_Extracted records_
::::::::

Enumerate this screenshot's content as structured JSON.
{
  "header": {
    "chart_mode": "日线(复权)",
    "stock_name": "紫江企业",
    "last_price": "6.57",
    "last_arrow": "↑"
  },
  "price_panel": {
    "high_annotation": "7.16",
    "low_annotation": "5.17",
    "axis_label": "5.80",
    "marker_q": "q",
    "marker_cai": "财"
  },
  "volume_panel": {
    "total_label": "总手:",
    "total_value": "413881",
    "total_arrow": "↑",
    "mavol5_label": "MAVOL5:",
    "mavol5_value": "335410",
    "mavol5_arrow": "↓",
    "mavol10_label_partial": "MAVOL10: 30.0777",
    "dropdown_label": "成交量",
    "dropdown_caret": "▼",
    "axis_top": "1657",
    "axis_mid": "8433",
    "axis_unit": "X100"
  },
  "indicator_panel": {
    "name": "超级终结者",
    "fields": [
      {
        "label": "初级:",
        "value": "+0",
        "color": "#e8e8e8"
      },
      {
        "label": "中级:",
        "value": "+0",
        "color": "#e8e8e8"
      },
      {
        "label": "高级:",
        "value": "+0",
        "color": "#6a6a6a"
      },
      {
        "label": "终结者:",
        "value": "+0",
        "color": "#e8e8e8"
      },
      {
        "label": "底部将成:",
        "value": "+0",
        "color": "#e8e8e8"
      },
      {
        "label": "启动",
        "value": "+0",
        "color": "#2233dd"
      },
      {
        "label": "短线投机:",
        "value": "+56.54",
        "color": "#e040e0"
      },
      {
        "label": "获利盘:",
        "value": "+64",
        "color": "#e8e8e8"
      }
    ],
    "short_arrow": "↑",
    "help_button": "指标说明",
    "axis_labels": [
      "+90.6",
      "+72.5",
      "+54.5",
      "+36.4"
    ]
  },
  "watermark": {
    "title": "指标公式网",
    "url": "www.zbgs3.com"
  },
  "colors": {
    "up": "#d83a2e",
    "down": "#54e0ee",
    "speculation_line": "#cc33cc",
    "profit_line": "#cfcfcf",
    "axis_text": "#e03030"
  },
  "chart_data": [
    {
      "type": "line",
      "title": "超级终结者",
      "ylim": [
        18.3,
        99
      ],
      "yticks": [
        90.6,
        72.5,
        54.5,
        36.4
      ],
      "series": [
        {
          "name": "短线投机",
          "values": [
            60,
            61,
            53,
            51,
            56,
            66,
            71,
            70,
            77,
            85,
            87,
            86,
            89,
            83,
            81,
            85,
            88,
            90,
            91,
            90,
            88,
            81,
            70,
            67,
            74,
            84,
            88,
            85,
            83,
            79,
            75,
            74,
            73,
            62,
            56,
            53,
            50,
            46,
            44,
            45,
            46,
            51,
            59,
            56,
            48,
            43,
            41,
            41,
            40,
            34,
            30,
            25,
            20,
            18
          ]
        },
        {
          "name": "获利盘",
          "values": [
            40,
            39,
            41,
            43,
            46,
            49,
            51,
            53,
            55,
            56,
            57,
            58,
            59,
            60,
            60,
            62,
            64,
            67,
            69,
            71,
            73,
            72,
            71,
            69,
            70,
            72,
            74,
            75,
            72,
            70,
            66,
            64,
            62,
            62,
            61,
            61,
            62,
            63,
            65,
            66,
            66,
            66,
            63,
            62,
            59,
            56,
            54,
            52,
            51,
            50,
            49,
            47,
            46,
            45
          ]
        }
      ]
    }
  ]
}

::::::::

_THE REQUEST_
Retype the material in full, character for character.

_IN RESPONSE_
Enumerate this screenshot's content as structured JSON.
{
  "header": {
    "chart_mode": "日线(复权)",
    "stock_name": "紫江企业",
    "last_price": "6.57",
    "last_arrow": "↑"
  },
  "price_panel": {
    "high_annotation": "7.16",
    "low_annotation": "5.17",
    "axis_label": "5.80",
    "marker_q": "q",
    "marker_cai": "财"
  },
  "volume_panel": {
    "total_label": "总手:",
    "total_value": "413881",
    "total_arrow": "↑",
    "mavol5_label": "MAVOL5:",
    "mavol5_value": "335410",
    "mavol5_arrow": "↓",
    "mavol10_label_partial": "MAVOL10: 30.0777",
    "dropdown_label": "成交量",
    "dropdown_caret": "▼",
    "axis_top": "1657",
    "axis_mid": "8433",
    "axis_unit": "X100"
  },
  "indicator_panel": {
    "name": "超级终结者",
    "fields": [
      {
        "label": "初级:",
        "value": "+0",
        "color": "#e8e8e8"
      },
      {
        "label": "中级:",
        "value": "+0",
        "color": "#e8e8e8"
      },
      {
        "label": "高级:",
        "value": "+0",
        "color": "#6a6a6a"
      },
      {
        "label": "终结者:",
        "value": "+0",
        "color": "#e8e8e8"
      },
      {
        "label": "底部将成:",
        "value": "+0",
        "color": "#e8e8e8"
      },
      {
        "label": "启动",
        "value": "+0",
        "color": "#2233dd"
      },
      {
        "label": "短线投机:",
        "value": "+56.54",
        "color": "#e040e0"
      },
      {
        "label": "获利盘:",
        "value": "+64",
        "color": "#e8e8e8"
      }
    ],
    "short_arrow": "↑",
    "help_button": "指标说明",
    "axis_labels": [
      "+90.6",
      "+72.5",
      "+54.5",
      "+36.4"
    ]
  },
  "watermark": {
    "title": "指标公式网",
    "url": "www.zbgs3.com"
  },
  "colors": {
    "up": "#d83a2e",
    "down": "#54e0ee",
    "speculation_line": "#cc33cc",
    "profit_line": "#cfcfcf",
    "axis_text": "#e03030"
  },
  "chart_data": [
    {
      "type": "line",
      "title": "超级终结者",
      "ylim": [
        18.3,
        99
      ],
      "yticks": [
        90.6,
        72.5,
        54.5,
        36.4
      ],
      "series": [
        {
          "name": "短线投机",
          "values": [
            60,
            61,
            53,
            51,
            56,
            66,
            71,
            70,
            77,
            85,
            87,
            86,
            89,
            83,
            81,
            85,
            88,
            90,
            91,
            90,
            88,
            81,
            70,
            67,
            74,
            84,
            88,
            85,
            83,
            79,
            75,
            74,
            73,
            62,
            56,
            53,
            50,
            46,
            44,
            45,
            46,
            51,
            59,
            56,
            48,
            43,
            41,
            41,
            40,
            34,
            30,
            25,
            20,
            18
          ]
        },
        {
          "name": "获利盘",
          "values": [
            40,
            39,
            41,
            43,
            46,
            49,
            51,
            53,
            55,
            56,
            57,
            58,
            59,
            60,
            60,
            62,
            64,
            67,
            69,
            71,
            73,
            72,
            71,
            69,
            70,
            72,
            74,
            75,
            72,
            70,
            66,
            64,
            62,
            62,
            61,
            61,
            62,
            63,
            65,
            66,
            66,
            66,
            63,
            62,
            59,
            56,
            54,
            52,
            51,
            50,
            49,
            47,
            46,
            45
          ]
        }
      ]
    }
  ]
}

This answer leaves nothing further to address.